— START OF PROVIDED RECORDS —

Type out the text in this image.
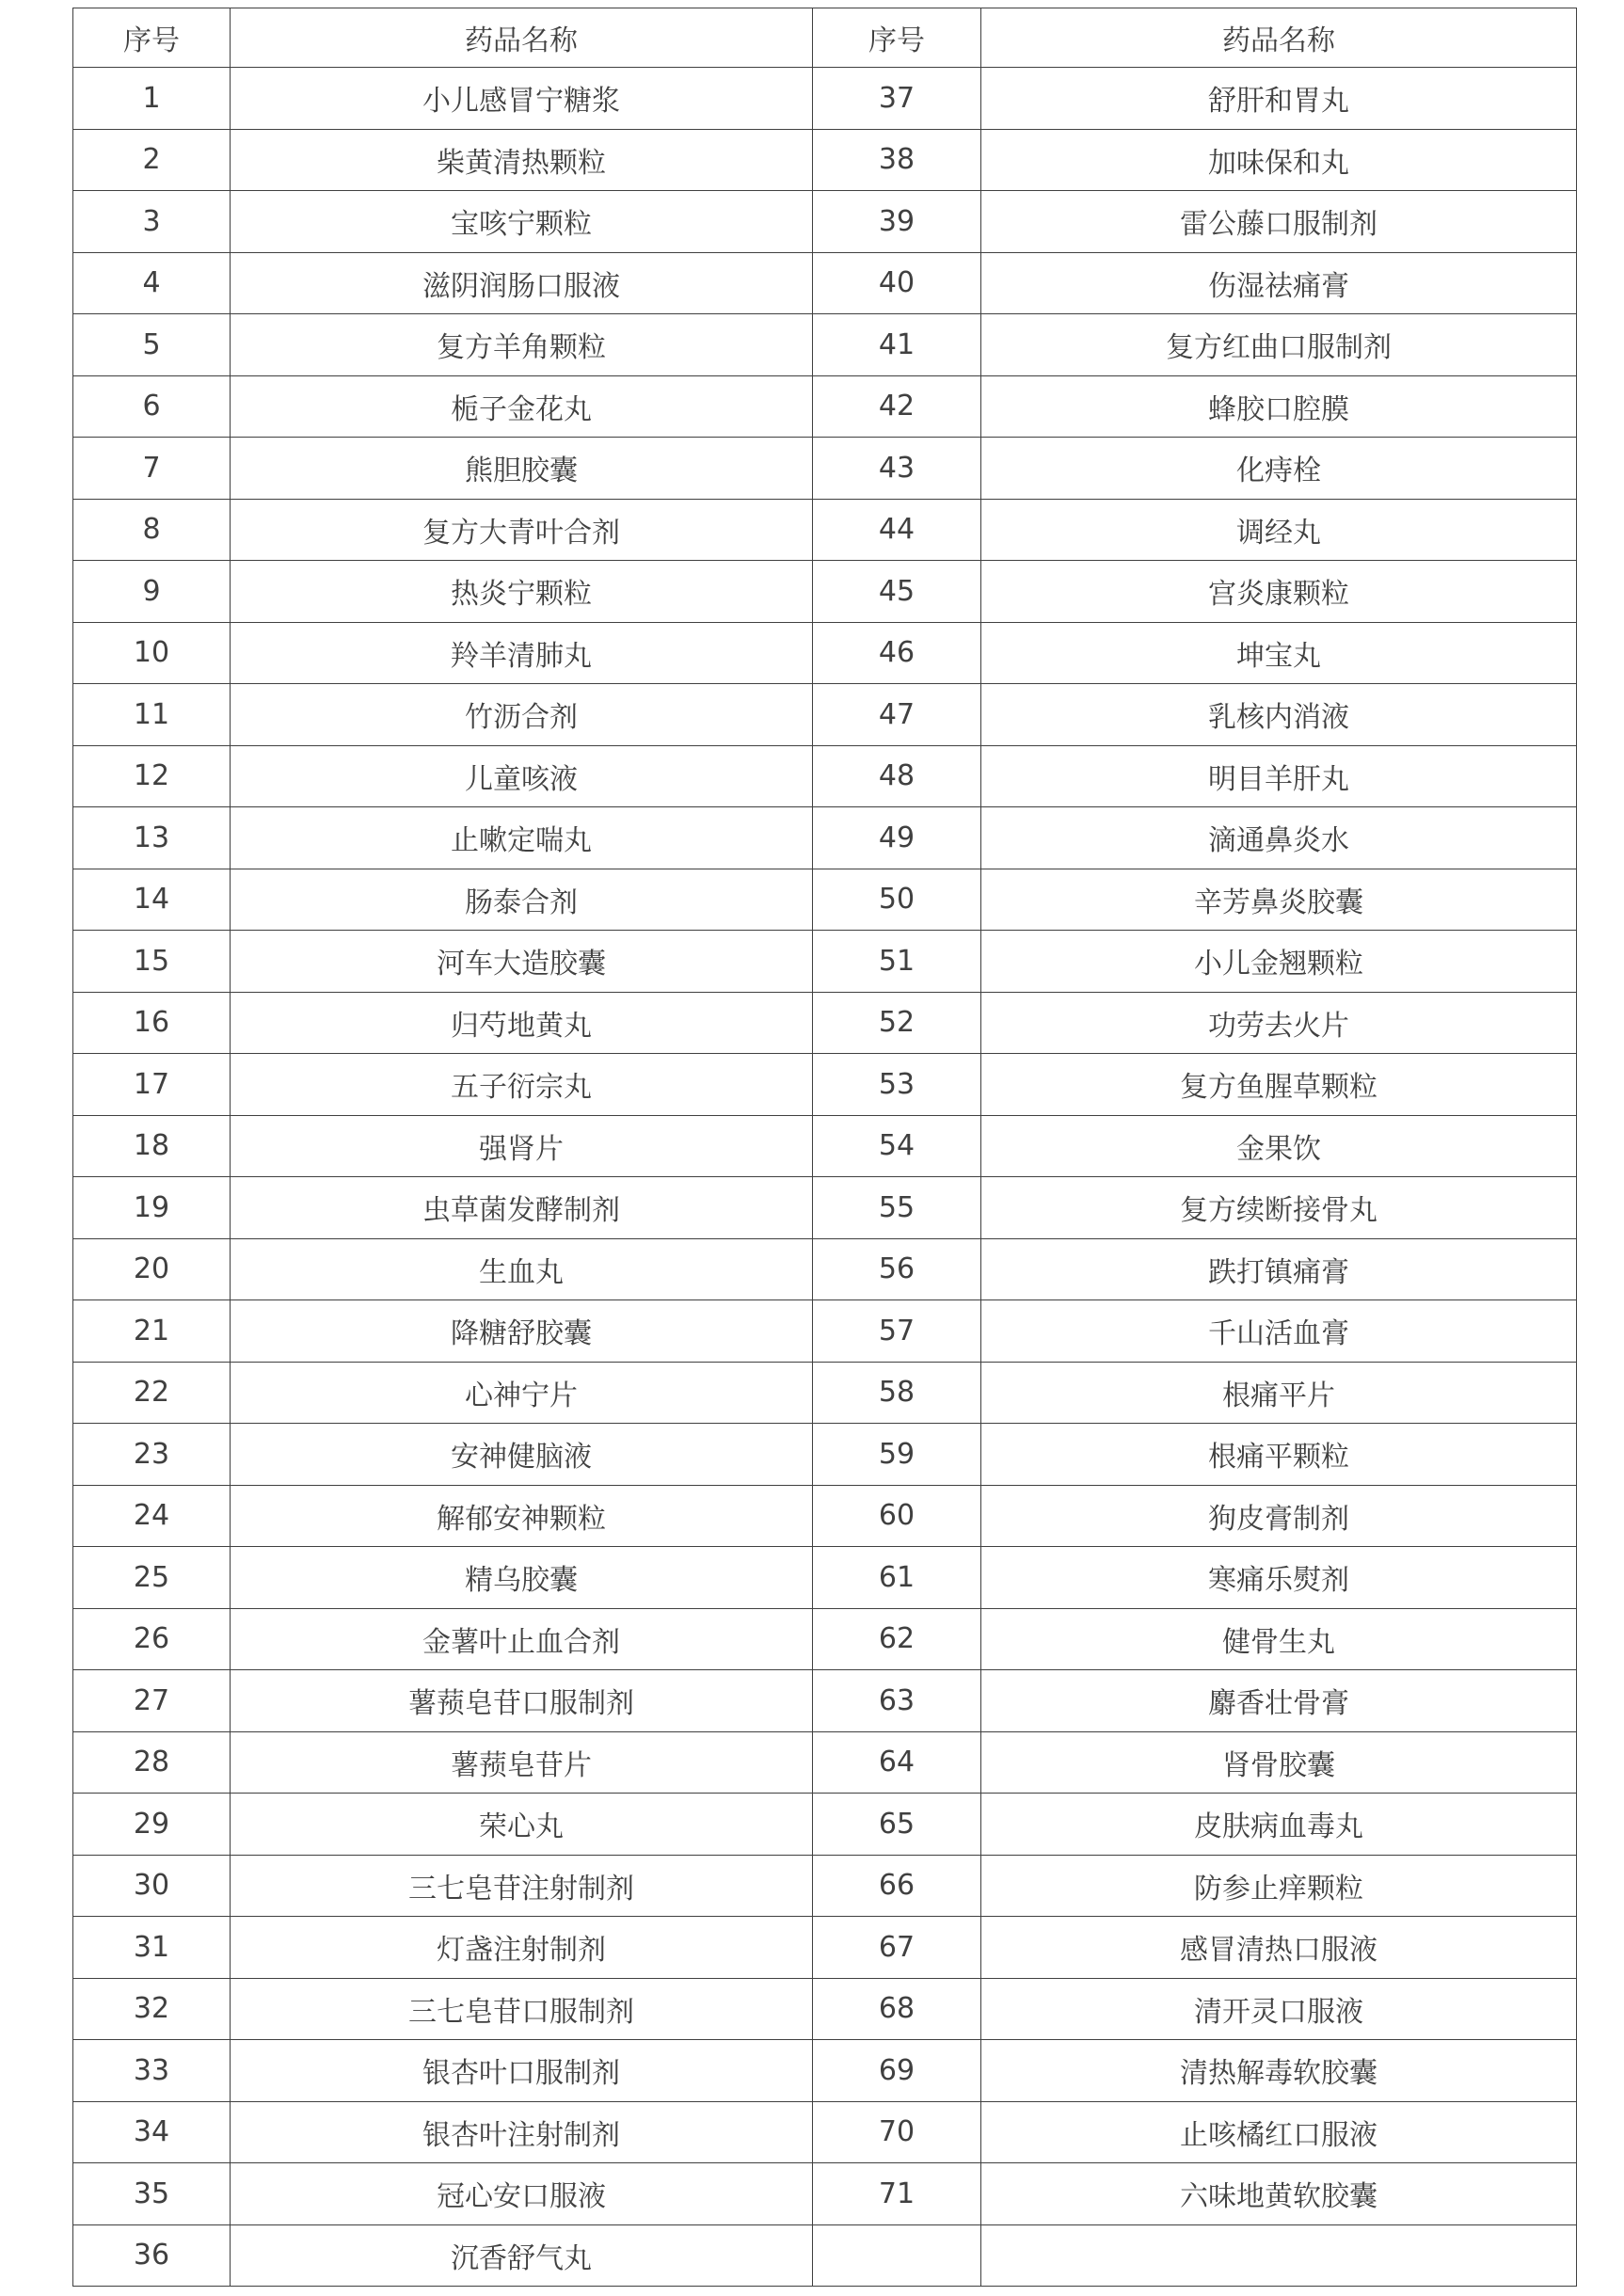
序号	药品名称	序号	药品名称
1	小儿感冒宁糖浆	37	舒肝和胃丸
2	柴黄清热颗粒	38	加味保和丸
3	宝咳宁颗粒	39	雷公藤口服制剂
4	滋阴润肠口服液	40	伤湿祛痛膏
5	复方羊角颗粒	41	复方红曲口服制剂
6	栀子金花丸	42	蜂胶口腔膜
7	熊胆胶囊	43	化痔栓
8	复方大青叶合剂	44	调经丸
9	热炎宁颗粒	45	宫炎康颗粒
10	羚羊清肺丸	46	坤宝丸
11	竹沥合剂	47	乳核内消液
12	儿童咳液	48	明目羊肝丸
13	止嗽定喘丸	49	滴通鼻炎水
14	肠泰合剂	50	辛芳鼻炎胶囊
15	河车大造胶囊	51	小儿金翘颗粒
16	归芍地黄丸	52	功劳去火片
17	五子衍宗丸	53	复方鱼腥草颗粒
18	强肾片	54	金果饮
19	虫草菌发酵制剂	55	复方续断接骨丸
20	生血丸	56	跌打镇痛膏
21	降糖舒胶囊	57	千山活血膏
22	心神宁片	58	根痛平片
23	安神健脑液	59	根痛平颗粒
24	解郁安神颗粒	60	狗皮膏制剂
25	精乌胶囊	61	寒痛乐熨剂
26	金薯叶止血合剂	62	健骨生丸
27	薯蓣皂苷口服制剂	63	麝香壮骨膏
28	薯蓣皂苷片	64	肾骨胶囊
29	荣心丸	65	皮肤病血毒丸
30	三七皂苷注射制剂	66	防参止痒颗粒
31	灯盏注射制剂	67	感冒清热口服液
32	三七皂苷口服制剂	68	清开灵口服液
33	银杏叶口服制剂	69	清热解毒软胶囊
34	银杏叶注射制剂	70	止咳橘红口服液
35	冠心安口服液	71	六味地黄软胶囊
36	沉香舒气丸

— END OF PROVIDED RECORDS —

◆ INSTRUCTIONS TO FOLLOW ◆
Set every line down exactly as written, leaving each picture out.

◆ FULL ANSWER ◆
Type out the text in this image.
序号	药品名称	序号	药品名称
1	小儿感冒宁糖浆	37	舒肝和胃丸
2	柴黄清热颗粒	38	加味保和丸
3	宝咳宁颗粒	39	雷公藤口服制剂
4	滋阴润肠口服液	40	伤湿祛痛膏
5	复方羊角颗粒	41	复方红曲口服制剂
6	栀子金花丸	42	蜂胶口腔膜
7	熊胆胶囊	43	化痔栓
8	复方大青叶合剂	44	调经丸
9	热炎宁颗粒	45	宫炎康颗粒
10	羚羊清肺丸	46	坤宝丸
11	竹沥合剂	47	乳核内消液
12	儿童咳液	48	明目羊肝丸
13	止嗽定喘丸	49	滴通鼻炎水
14	肠泰合剂	50	辛芳鼻炎胶囊
15	河车大造胶囊	51	小儿金翘颗粒
16	归芍地黄丸	52	功劳去火片
17	五子衍宗丸	53	复方鱼腥草颗粒
18	强肾片	54	金果饮
19	虫草菌发酵制剂	55	复方续断接骨丸
20	生血丸	56	跌打镇痛膏
21	降糖舒胶囊	57	千山活血膏
22	心神宁片	58	根痛平片
23	安神健脑液	59	根痛平颗粒
24	解郁安神颗粒	60	狗皮膏制剂
25	精乌胶囊	61	寒痛乐熨剂
26	金薯叶止血合剂	62	健骨生丸
27	薯蓣皂苷口服制剂	63	麝香壮骨膏
28	薯蓣皂苷片	64	肾骨胶囊
29	荣心丸	65	皮肤病血毒丸
30	三七皂苷注射制剂	66	防参止痒颗粒
31	灯盏注射制剂	67	感冒清热口服液
32	三七皂苷口服制剂	68	清开灵口服液
33	银杏叶口服制剂	69	清热解毒软胶囊
34	银杏叶注射制剂	70	止咳橘红口服液
35	冠心安口服液	71	六味地黄软胶囊
36	沉香舒气丸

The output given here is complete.